EXERCISE TASK. Gather each line containing the string "With" from these entries.
** Begin PROVIDED RECORDS **
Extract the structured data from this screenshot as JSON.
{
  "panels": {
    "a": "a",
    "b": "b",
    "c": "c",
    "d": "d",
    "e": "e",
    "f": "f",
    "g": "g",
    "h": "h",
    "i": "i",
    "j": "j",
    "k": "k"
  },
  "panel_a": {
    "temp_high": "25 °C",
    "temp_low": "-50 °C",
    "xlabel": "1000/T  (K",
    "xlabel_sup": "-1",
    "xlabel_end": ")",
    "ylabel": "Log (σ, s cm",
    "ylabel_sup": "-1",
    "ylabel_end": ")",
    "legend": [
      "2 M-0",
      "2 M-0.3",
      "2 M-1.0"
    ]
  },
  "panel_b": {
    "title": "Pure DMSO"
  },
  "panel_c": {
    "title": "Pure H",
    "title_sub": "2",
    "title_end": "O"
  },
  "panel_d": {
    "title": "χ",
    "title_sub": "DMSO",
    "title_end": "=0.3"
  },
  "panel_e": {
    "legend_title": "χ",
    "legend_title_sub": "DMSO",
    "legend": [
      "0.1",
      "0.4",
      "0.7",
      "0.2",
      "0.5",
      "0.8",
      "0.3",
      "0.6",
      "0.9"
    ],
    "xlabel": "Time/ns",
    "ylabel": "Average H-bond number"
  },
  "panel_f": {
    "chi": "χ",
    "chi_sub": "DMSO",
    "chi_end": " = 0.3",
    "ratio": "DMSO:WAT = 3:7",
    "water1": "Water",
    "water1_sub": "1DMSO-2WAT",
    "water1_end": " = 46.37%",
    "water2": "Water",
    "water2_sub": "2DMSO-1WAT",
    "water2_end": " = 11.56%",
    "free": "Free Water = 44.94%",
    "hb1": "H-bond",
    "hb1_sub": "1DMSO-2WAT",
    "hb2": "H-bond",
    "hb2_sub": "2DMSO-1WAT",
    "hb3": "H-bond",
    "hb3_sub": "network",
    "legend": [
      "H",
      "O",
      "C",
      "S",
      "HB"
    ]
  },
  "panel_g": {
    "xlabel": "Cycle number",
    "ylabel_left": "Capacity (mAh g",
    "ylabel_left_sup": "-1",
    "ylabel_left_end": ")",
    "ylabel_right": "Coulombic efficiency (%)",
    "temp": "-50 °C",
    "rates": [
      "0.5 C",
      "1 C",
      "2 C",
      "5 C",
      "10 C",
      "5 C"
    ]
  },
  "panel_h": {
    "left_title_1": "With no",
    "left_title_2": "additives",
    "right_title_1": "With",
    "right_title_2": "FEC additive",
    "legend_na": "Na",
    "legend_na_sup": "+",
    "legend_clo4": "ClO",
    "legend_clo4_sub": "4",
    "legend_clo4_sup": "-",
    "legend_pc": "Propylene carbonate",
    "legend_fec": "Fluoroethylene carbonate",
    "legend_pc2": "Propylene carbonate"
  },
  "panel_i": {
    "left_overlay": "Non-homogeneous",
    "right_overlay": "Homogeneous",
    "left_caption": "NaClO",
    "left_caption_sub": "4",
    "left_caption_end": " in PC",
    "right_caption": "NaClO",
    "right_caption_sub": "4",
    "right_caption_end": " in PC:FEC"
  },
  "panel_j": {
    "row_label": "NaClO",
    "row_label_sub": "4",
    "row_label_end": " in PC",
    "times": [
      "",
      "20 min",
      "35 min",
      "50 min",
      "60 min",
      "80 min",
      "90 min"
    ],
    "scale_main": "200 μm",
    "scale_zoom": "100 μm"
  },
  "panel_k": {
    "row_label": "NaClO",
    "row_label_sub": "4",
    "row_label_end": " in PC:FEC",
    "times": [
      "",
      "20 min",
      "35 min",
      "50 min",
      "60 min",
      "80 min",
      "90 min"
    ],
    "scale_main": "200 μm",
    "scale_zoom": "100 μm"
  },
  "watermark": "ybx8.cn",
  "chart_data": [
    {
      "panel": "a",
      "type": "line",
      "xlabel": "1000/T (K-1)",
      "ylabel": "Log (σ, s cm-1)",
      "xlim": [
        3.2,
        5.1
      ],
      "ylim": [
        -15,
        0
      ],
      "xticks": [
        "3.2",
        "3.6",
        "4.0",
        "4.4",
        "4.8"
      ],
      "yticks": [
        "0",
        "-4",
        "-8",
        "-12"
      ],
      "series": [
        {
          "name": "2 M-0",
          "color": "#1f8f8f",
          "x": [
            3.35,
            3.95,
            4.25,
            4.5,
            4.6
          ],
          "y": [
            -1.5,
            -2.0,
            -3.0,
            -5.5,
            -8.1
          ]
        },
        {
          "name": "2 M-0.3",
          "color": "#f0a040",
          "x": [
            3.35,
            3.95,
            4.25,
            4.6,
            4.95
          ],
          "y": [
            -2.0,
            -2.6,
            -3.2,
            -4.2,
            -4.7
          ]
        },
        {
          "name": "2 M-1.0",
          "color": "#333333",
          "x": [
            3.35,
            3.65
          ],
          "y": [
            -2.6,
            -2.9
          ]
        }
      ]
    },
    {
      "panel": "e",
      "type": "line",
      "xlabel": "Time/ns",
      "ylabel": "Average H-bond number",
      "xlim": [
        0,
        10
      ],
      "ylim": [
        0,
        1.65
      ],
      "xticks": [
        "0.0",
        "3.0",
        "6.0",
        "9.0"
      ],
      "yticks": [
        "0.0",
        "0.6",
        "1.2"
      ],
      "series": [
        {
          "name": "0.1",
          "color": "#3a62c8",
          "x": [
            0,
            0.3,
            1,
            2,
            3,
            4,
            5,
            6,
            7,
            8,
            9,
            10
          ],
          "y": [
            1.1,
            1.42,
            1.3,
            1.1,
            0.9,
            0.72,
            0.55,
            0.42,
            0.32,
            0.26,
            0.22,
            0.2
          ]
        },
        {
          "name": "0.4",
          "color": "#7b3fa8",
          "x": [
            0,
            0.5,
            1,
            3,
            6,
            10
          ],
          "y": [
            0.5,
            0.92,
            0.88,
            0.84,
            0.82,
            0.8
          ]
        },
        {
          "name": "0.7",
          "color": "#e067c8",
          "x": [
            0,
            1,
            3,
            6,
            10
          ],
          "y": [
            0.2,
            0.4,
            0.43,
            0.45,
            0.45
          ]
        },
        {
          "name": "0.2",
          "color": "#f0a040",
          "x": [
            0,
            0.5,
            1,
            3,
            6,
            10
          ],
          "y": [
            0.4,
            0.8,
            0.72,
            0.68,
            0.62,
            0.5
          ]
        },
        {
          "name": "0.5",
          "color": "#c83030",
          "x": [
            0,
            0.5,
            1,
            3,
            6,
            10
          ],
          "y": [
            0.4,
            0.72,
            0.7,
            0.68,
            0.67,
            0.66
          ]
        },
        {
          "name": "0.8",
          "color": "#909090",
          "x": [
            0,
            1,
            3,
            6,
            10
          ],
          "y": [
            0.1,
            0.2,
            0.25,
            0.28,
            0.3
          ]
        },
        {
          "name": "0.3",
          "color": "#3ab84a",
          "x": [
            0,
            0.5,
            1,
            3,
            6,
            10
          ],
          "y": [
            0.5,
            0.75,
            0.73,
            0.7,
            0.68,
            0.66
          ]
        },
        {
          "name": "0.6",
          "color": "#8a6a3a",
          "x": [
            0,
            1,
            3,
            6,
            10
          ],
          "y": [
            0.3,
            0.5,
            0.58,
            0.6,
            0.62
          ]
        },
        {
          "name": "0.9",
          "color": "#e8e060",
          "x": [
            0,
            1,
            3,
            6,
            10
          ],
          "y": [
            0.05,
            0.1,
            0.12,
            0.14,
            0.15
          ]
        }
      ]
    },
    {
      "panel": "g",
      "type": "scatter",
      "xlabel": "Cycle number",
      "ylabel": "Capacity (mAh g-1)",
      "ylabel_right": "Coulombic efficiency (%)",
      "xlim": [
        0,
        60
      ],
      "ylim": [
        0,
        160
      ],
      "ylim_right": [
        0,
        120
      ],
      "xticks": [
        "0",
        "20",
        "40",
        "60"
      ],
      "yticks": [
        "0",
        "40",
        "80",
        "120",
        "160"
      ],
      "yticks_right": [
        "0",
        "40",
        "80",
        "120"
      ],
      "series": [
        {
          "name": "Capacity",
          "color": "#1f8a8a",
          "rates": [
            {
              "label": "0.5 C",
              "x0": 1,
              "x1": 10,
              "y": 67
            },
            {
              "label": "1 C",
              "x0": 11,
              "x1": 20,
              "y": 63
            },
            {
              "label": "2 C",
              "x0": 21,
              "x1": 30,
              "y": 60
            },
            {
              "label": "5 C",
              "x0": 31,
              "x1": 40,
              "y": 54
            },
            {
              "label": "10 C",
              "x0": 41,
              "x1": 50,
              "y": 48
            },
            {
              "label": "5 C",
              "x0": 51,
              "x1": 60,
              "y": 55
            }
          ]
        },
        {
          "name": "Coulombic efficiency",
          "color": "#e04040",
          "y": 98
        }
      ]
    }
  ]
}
** End PROVIDED RECORDS **
WRITTEN RESPONSE.
    "left_title_1": "With no",
    "right_title_1": "With",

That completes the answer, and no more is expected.